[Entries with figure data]
"""

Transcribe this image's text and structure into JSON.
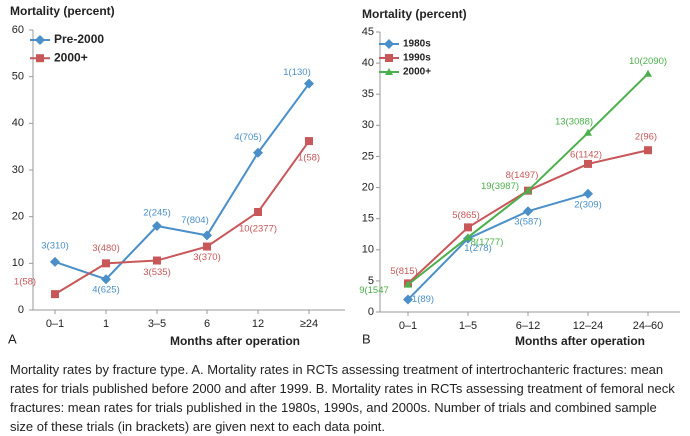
{
  "chart_data": [
    {
      "type": "line",
      "title": "Mortality (percent)",
      "panel": "A",
      "xlabel": "Months after operation",
      "categories": [
        "0–1",
        "1",
        "3–5",
        "6",
        "12",
        "≥24"
      ],
      "ylim": [
        0,
        60
      ],
      "yticks": [
        0,
        10,
        20,
        30,
        40,
        50,
        60
      ],
      "series": [
        {
          "name": "Pre-2000",
          "color": "#4a8fc8",
          "marker": "diamond",
          "values": [
            10.3,
            6.6,
            18,
            16,
            33.7,
            48.5
          ],
          "value_labels": [
            "3(310)",
            "4(625)",
            "2(245)",
            "7(804)",
            "4(705)",
            "1(130)"
          ]
        },
        {
          "name": "2000+",
          "color": "#c8575a",
          "marker": "square",
          "values": [
            3.4,
            10,
            10.6,
            13.6,
            21,
            36.2
          ],
          "value_labels": [
            "1(58)",
            "3(480)",
            "3(535)",
            "3(370)",
            "10(2377)",
            "1(58)"
          ]
        }
      ]
    },
    {
      "type": "line",
      "title": "Mortality (percent)",
      "panel": "B",
      "xlabel": "Months after operation",
      "categories": [
        "0–1",
        "1–5",
        "6–12",
        "12–24",
        "24–60"
      ],
      "ylim": [
        0,
        45
      ],
      "yticks": [
        0,
        5,
        10,
        15,
        20,
        25,
        30,
        35,
        40,
        45
      ],
      "series": [
        {
          "name": "1980s",
          "color": "#4a8fc8",
          "marker": "diamond",
          "values": [
            2,
            11.8,
            16.2,
            19,
            null
          ],
          "value_labels": [
            "1(89)",
            "1(278)",
            "3(587)",
            "2(309)",
            null
          ]
        },
        {
          "name": "1990s",
          "color": "#c8575a",
          "marker": "square",
          "values": [
            4.6,
            13.6,
            19.5,
            23.8,
            26
          ],
          "value_labels": [
            "5(815)",
            "5(865)",
            "8(1497)",
            "6(1142)",
            "2(96)"
          ]
        },
        {
          "name": "2000+",
          "color": "#4bb04b",
          "marker": "triangle",
          "values": [
            4.4,
            12,
            19.5,
            28.8,
            38.3
          ],
          "value_labels": [
            "9(1547",
            "8(1777)",
            "19(3987)",
            "13(3088)",
            "10(2090)"
          ]
        }
      ]
    }
  ],
  "caption": "Mortality rates by fracture type. A. Mortality rates in RCTs assessing treatment of intertrochanteric fractures: mean rates for trials published before 2000 and after 1999. B. Mortality rates in RCTs assessing treatment of femoral neck fractures: mean rates for trials published in the 1980s, 1990s, and 2000s. Number of trials and combined sample size of these trials (in brackets) are given next to each data point."
}
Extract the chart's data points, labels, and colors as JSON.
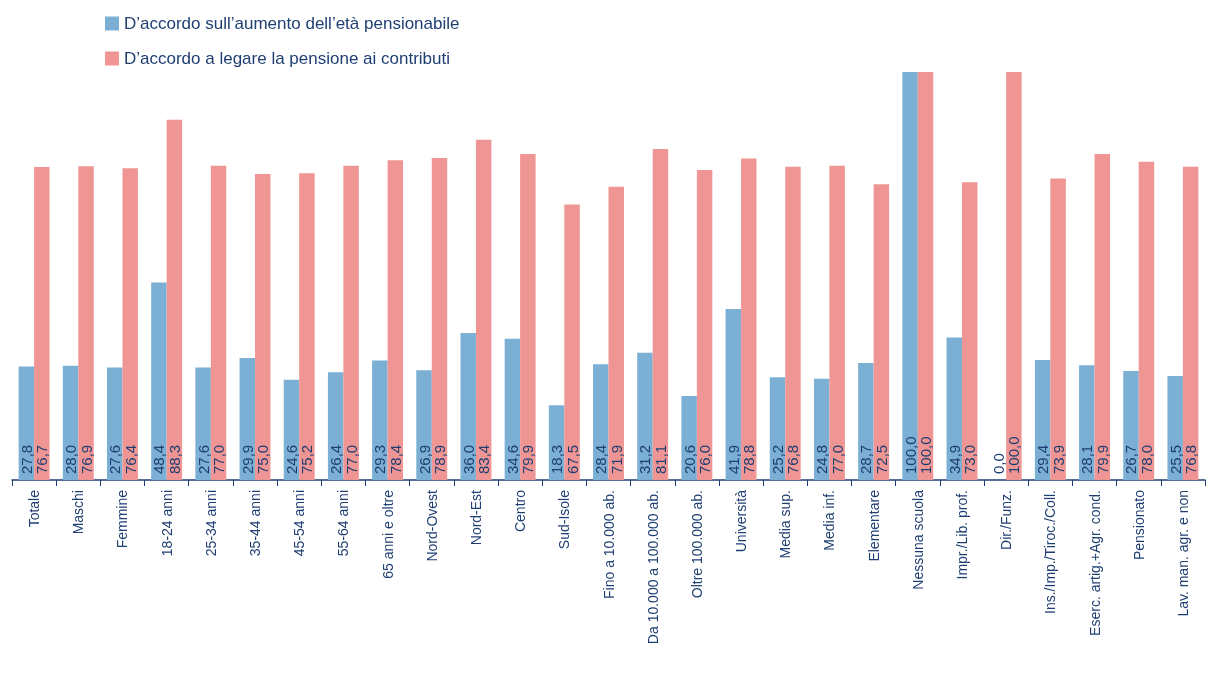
{
  "chart_data": {
    "type": "bar",
    "categories": [
      "Totale",
      "Maschi",
      "Femmine",
      "18-24 anni",
      "25-34 anni",
      "35-44 anni",
      "45-54 anni",
      "55-64 anni",
      "65 anni e oltre",
      "Nord-Ovest",
      "Nord-Est",
      "Centro",
      "Sud-Isole",
      "Fino a 10.000 ab.",
      "Da 10.000 a 100.000 ab.",
      "Oltre 100.000 ab.",
      "Università",
      "Media sup.",
      "Media inf.",
      "Elementare",
      "Nessuna scuola",
      "Impr./Lib. prof.",
      "Dir./Funz.",
      "Ins./Imp./Tiroc./Coll.",
      "Eserc. artig.+Agr. cond.",
      "Pensionato",
      "Lav. man. agr. e non"
    ],
    "series": [
      {
        "name": "D’accordo sull’aumento dell’età pensionabile",
        "color": "#7bafd4",
        "values": [
          27.8,
          28.0,
          27.6,
          48.4,
          27.6,
          29.9,
          24.6,
          26.4,
          29.3,
          26.9,
          36.0,
          34.6,
          18.3,
          28.4,
          31.2,
          20.6,
          41.9,
          25.2,
          24.8,
          28.7,
          100.0,
          34.9,
          0.0,
          29.4,
          28.1,
          26.7,
          25.5
        ],
        "value_labels": [
          "27,8",
          "28,0",
          "27,6",
          "48,4",
          "27,6",
          "29,9",
          "24,6",
          "26,4",
          "29,3",
          "26,9",
          "36,0",
          "34,6",
          "18,3",
          "28,4",
          "31,2",
          "20,6",
          "41,9",
          "25,2",
          "24,8",
          "28,7",
          "100,0",
          "34,9",
          "0,0",
          "29,4",
          "28,1",
          "26,7",
          "25,5"
        ]
      },
      {
        "name": "D’accordo a legare la pensione ai contributi",
        "color": "#ef9593",
        "values": [
          76.7,
          76.9,
          76.4,
          88.3,
          77.0,
          75.0,
          75.2,
          77.0,
          78.4,
          78.9,
          83.4,
          79.9,
          67.5,
          71.9,
          81.1,
          76.0,
          78.8,
          76.8,
          77.0,
          72.5,
          100.0,
          73.0,
          100.0,
          73.9,
          79.9,
          78.0,
          76.8
        ],
        "value_labels": [
          "76,7",
          "76,9",
          "76,4",
          "88,3",
          "77,0",
          "75,0",
          "75,2",
          "77,0",
          "78,4",
          "78,9",
          "83,4",
          "79,9",
          "67,5",
          "71,9",
          "81,1",
          "76,0",
          "78,8",
          "76,8",
          "77,0",
          "72,5",
          "100,0",
          "73,0",
          "100,0",
          "73,9",
          "79,9",
          "78,0",
          "76,8"
        ]
      }
    ],
    "legend": "top left",
    "grid": false
  }
}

"""

Give the entries again without a single change, but with no pictures.

Transcribe this image's text and structure into JSON.
{
  "chart_data": [
    {
      "type": "line",
      "title": "Mortality (percent)",
      "panel": "A",
      "xlabel": "Months after operation",
      "categories": [
        "0–1",
        "1",
        "3–5",
        "6",
        "12",
        "≥24"
      ],
      "ylim": [
        0,
        60
      ],
      "yticks": [
        0,
        10,
        20,
        30,
        40,
        50,
        60
      ],
      "series": [
        {
          "name": "Pre-2000",
          "color": "#4a8fc8",
          "marker": "diamond",
          "values": [
            10.3,
            6.6,
            18,
            16,
            33.7,
            48.5
          ],
          "value_labels": [
            "3(310)",
            "4(625)",
            "2(245)",
            "7(804)",
            "4(705)",
            "1(130)"
          ]
        },
        {
          "name": "2000+",
          "color": "#c8575a",
          "marker": "square",
          "values": [
            3.4,
            10,
            10.6,
            13.6,
            21,
            36.2
          ],
          "value_labels": [
            "1(58)",
            "3(480)",
            "3(535)",
            "3(370)",
            "10(2377)",
            "1(58)"
          ]
        }
      ]
    },
    {
      "type": "line",
      "title": "Mortality (percent)",
      "panel": "B",
      "xlabel": "Months after operation",
      "categories": [
        "0–1",
        "1–5",
        "6–12",
        "12–24",
        "24–60"
      ],
      "ylim": [
        0,
        45
      ],
      "yticks": [
        0,
        5,
        10,
        15,
        20,
        25,
        30,
        35,
        40,
        45
      ],
      "series": [
        {
          "name": "1980s",
          "color": "#4a8fc8",
          "marker": "diamond",
          "values": [
            2,
            11.8,
            16.2,
            19,
            null
          ],
          "value_labels": [
            "1(89)",
            "1(278)",
            "3(587)",
            "2(309)",
            null
          ]
        },
        {
          "name": "1990s",
          "color": "#c8575a",
          "marker": "square",
          "values": [
            4.6,
            13.6,
            19.5,
            23.8,
            26
          ],
          "value_labels": [
            "5(815)",
            "5(865)",
            "8(1497)",
            "6(1142)",
            "2(96)"
          ]
        },
        {
          "name": "2000+",
          "color": "#4bb04b",
          "marker": "triangle",
          "values": [
            4.4,
            12,
            19.5,
            28.8,
            38.3
          ],
          "value_labels": [
            "9(1547",
            "8(1777)",
            "19(3987)",
            "13(3088)",
            "10(2090)"
          ]
        }
      ]
    }
  ],
  "caption": "Mortality rates by fracture type. A. Mortality rates in RCTs assessing treatment of intertrochanteric fractures: mean rates for trials published before 2000 and after 1999. B. Mortality rates in RCTs assessing treatment of femoral neck fractures: mean rates for trials published in the 1980s, 1990s, and 2000s. Number of trials and combined sample size of these trials (in brackets) are given next to each data point."
}
Extract the chart's data points, labels, and colors as JSON.
{
  "chart_data": {
    "type": "bar",
    "categories": [
      "Totale",
      "Maschi",
      "Femmine",
      "18-24 anni",
      "25-34 anni",
      "35-44 anni",
      "45-54 anni",
      "55-64 anni",
      "65 anni e oltre",
      "Nord-Ovest",
      "Nord-Est",
      "Centro",
      "Sud-Isole",
      "Fino a 10.000 ab.",
      "Da 10.000 a 100.000 ab.",
      "Oltre 100.000 ab.",
      "Università",
      "Media sup.",
      "Media inf.",
      "Elementare",
      "Nessuna scuola",
      "Impr./Lib. prof.",
      "Dir./Funz.",
      "Ins./Imp./Tiroc./Coll.",
      "Eserc. artig.+Agr. cond.",
      "Pensionato",
      "Lav. man. agr. e non"
    ],
    "series": [
      {
        "name": "D’accordo sull’aumento dell’età pensionabile",
        "color": "#7bafd4",
        "values": [
          27.8,
          28.0,
          27.6,
          48.4,
          27.6,
          29.9,
          24.6,
          26.4,
          29.3,
          26.9,
          36.0,
          34.6,
          18.3,
          28.4,
          31.2,
          20.6,
          41.9,
          25.2,
          24.8,
          28.7,
          100.0,
          34.9,
          0.0,
          29.4,
          28.1,
          26.7,
          25.5
        ],
        "value_labels": [
          "27,8",
          "28,0",
          "27,6",
          "48,4",
          "27,6",
          "29,9",
          "24,6",
          "26,4",
          "29,3",
          "26,9",
          "36,0",
          "34,6",
          "18,3",
          "28,4",
          "31,2",
          "20,6",
          "41,9",
          "25,2",
          "24,8",
          "28,7",
          "100,0",
          "34,9",
          "0,0",
          "29,4",
          "28,1",
          "26,7",
          "25,5"
        ]
      },
      {
        "name": "D’accordo a legare la pensione ai contributi",
        "color": "#ef9593",
        "values": [
          76.7,
          76.9,
          76.4,
          88.3,
          77.0,
          75.0,
          75.2,
          77.0,
          78.4,
          78.9,
          83.4,
          79.9,
          67.5,
          71.9,
          81.1,
          76.0,
          78.8,
          76.8,
          77.0,
          72.5,
          100.0,
          73.0,
          100.0,
          73.9,
          79.9,
          78.0,
          76.8
        ],
        "value_labels": [
          "76,7",
          "76,9",
          "76,4",
          "88,3",
          "77,0",
          "75,0",
          "75,2",
          "77,0",
          "78,4",
          "78,9",
          "83,4",
          "79,9",
          "67,5",
          "71,9",
          "81,1",
          "76,0",
          "78,8",
          "76,8",
          "77,0",
          "72,5",
          "100,0",
          "73,0",
          "100,0",
          "73,9",
          "79,9",
          "78,0",
          "76,8"
        ]
      }
    ],
    "legend": "top left",
    "grid": false
  }
}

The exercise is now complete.